EXERCISE AIM:
Search the records for the word "name" and pick out every line that has it.

Stored data:
<<<<

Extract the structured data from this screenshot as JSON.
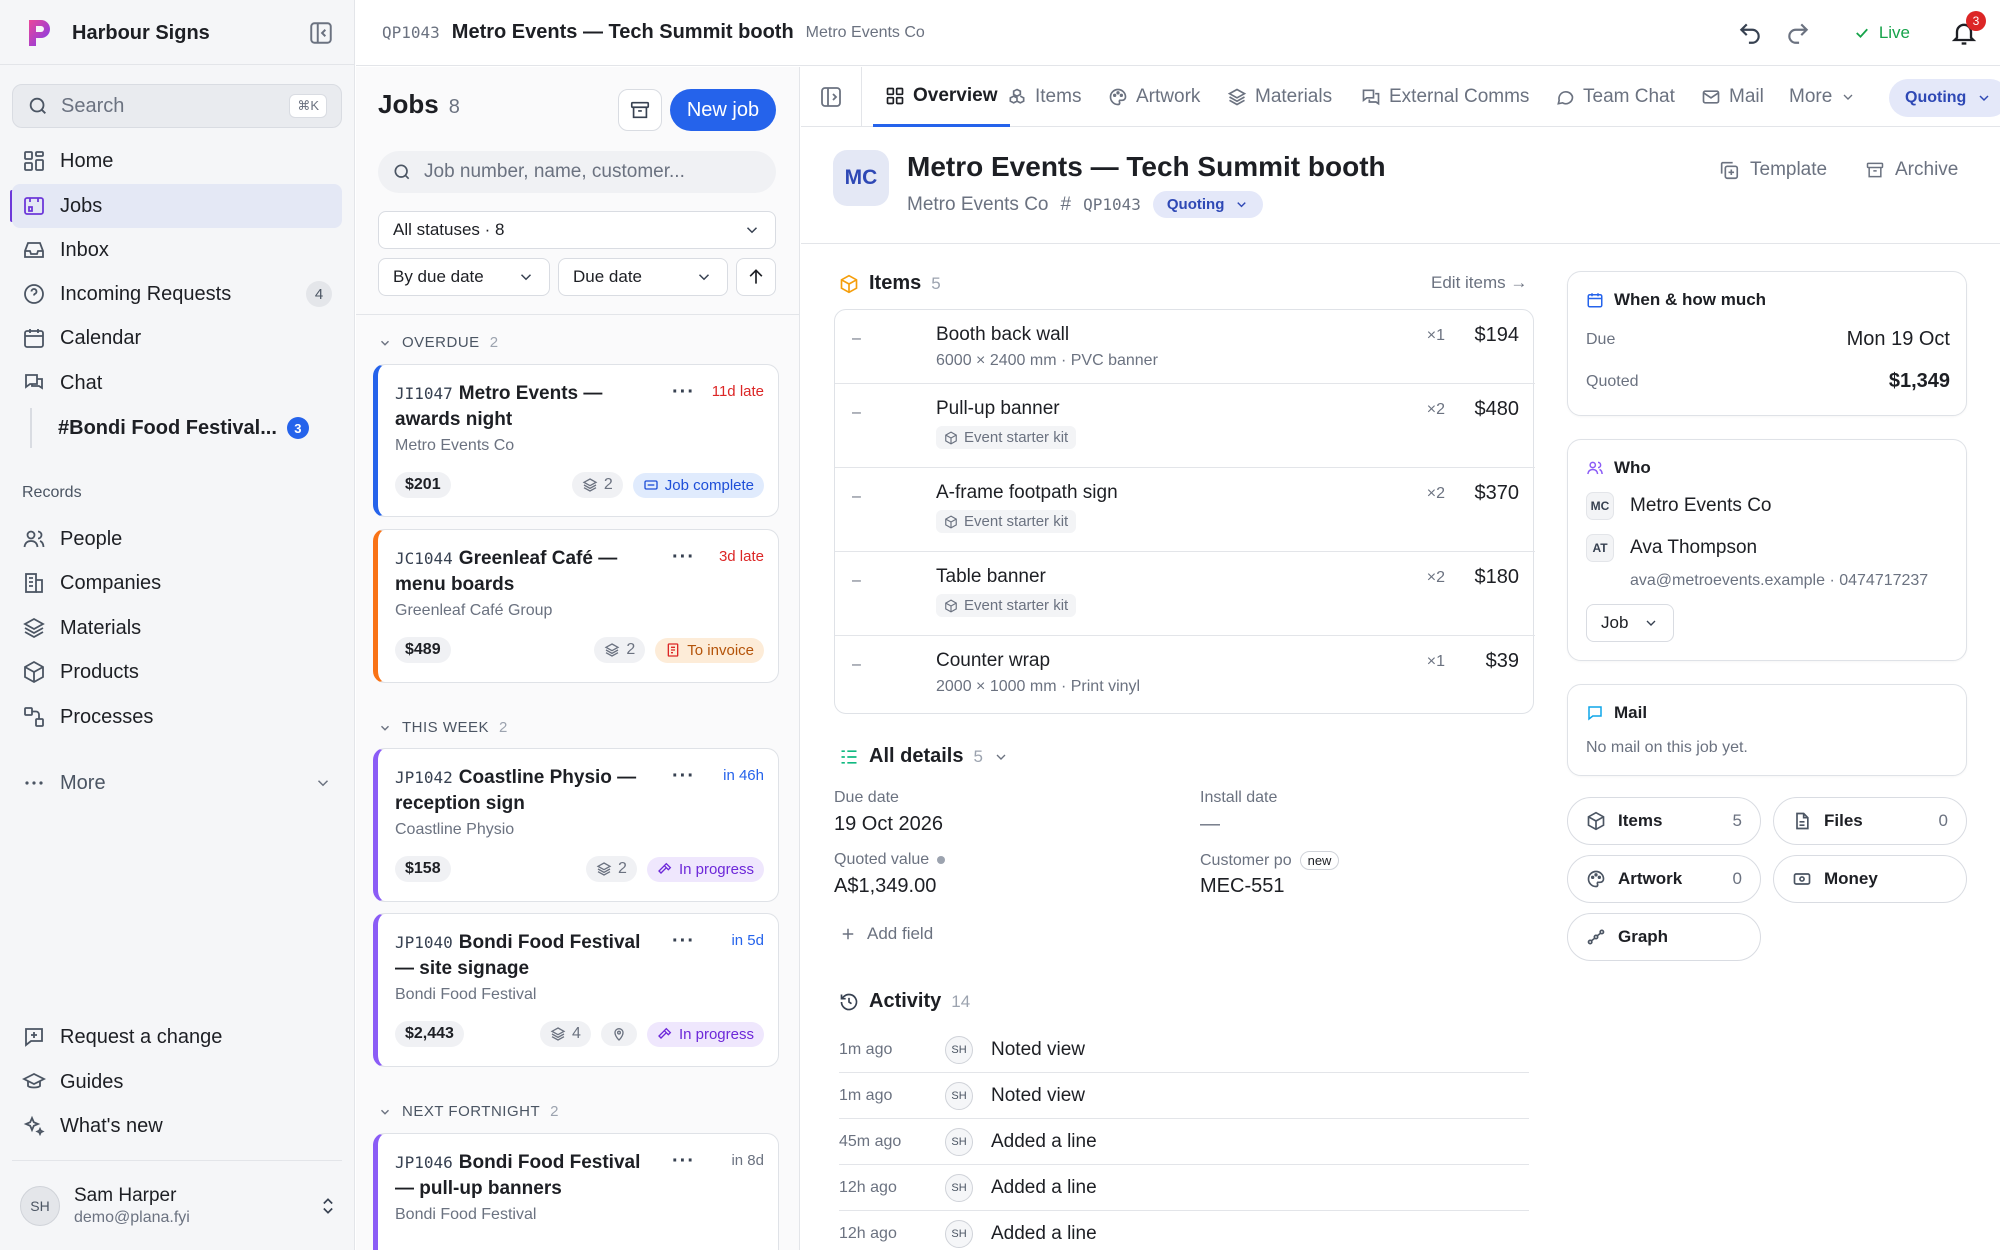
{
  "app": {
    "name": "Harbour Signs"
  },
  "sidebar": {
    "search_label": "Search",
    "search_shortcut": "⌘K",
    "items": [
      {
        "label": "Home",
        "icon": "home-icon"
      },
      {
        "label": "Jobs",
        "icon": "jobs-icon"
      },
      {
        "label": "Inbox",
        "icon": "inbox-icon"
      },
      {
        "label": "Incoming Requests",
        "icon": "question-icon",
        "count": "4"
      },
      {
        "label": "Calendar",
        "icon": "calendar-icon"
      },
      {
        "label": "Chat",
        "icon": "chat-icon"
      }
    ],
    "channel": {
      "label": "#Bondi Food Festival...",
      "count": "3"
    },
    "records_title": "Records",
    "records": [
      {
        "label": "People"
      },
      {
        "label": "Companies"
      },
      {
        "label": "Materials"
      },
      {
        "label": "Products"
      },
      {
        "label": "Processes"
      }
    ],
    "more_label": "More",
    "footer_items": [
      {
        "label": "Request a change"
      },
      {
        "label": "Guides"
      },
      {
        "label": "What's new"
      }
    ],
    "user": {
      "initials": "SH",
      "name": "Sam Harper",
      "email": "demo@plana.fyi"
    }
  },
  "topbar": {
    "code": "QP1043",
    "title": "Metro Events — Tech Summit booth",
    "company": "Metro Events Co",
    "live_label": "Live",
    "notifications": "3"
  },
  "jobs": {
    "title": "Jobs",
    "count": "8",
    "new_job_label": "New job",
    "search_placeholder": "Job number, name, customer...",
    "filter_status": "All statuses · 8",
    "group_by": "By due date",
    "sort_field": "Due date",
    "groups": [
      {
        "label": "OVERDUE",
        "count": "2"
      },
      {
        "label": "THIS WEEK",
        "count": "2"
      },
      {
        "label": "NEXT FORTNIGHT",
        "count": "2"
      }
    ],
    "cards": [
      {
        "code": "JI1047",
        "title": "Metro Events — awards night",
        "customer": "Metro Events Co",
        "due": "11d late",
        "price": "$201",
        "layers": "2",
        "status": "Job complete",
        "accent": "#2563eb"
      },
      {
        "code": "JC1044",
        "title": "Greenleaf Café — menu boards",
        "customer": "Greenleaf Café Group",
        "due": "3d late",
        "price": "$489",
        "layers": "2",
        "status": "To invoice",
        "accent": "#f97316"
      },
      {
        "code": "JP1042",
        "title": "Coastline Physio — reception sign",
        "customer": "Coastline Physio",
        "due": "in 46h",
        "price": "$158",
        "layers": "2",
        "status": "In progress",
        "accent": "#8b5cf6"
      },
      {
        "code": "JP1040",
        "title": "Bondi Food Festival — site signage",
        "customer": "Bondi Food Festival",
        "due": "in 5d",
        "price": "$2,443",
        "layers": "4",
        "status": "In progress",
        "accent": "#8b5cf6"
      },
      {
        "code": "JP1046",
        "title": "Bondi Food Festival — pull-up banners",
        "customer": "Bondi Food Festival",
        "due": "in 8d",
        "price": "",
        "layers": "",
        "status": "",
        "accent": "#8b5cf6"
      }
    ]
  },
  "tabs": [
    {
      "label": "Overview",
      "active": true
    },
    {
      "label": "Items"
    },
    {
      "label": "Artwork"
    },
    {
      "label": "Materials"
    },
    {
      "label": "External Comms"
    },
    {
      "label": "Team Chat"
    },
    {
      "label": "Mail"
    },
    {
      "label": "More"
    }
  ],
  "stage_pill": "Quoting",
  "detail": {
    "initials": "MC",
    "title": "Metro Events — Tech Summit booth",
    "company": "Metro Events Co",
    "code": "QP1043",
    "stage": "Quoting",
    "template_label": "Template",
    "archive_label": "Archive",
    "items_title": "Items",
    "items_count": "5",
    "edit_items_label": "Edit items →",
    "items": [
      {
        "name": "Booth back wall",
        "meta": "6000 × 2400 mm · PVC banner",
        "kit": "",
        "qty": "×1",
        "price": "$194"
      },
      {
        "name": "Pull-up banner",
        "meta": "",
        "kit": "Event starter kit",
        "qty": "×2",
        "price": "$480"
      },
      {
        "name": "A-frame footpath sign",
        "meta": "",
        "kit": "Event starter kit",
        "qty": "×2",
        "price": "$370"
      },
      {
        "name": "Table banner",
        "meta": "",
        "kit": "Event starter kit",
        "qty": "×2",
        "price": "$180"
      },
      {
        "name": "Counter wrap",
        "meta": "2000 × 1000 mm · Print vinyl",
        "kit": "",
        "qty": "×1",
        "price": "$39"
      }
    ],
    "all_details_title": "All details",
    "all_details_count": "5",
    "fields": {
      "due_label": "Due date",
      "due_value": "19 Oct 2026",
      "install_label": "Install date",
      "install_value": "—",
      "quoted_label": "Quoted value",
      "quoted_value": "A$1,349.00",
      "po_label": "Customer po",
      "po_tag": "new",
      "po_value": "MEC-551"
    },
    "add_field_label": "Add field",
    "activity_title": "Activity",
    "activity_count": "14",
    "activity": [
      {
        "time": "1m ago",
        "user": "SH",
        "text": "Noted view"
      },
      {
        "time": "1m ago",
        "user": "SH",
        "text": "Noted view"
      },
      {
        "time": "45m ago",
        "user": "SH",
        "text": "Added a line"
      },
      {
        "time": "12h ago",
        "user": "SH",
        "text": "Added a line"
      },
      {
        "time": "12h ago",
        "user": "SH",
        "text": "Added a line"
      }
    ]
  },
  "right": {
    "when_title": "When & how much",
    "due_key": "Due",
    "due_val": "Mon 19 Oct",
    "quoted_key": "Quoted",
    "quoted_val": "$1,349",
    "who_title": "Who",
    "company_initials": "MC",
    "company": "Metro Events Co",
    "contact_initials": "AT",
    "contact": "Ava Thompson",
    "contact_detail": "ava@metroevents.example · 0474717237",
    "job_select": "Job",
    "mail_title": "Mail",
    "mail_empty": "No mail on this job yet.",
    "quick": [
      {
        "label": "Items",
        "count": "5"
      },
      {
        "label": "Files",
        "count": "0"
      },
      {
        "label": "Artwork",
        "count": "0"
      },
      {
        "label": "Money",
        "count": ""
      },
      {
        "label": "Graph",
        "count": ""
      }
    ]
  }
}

>>>>

EXERCISE OUTPUT:
    "name": "Harbour Signs"
      "name": "Sam Harper",
    "search_placeholder": "Job number, name, customer...",
        "name": "Booth back wall",
        "name": "Pull-up banner",
        "name": "A-frame footpath sign",
        "name": "Table banner",
        "name": "Counter wrap",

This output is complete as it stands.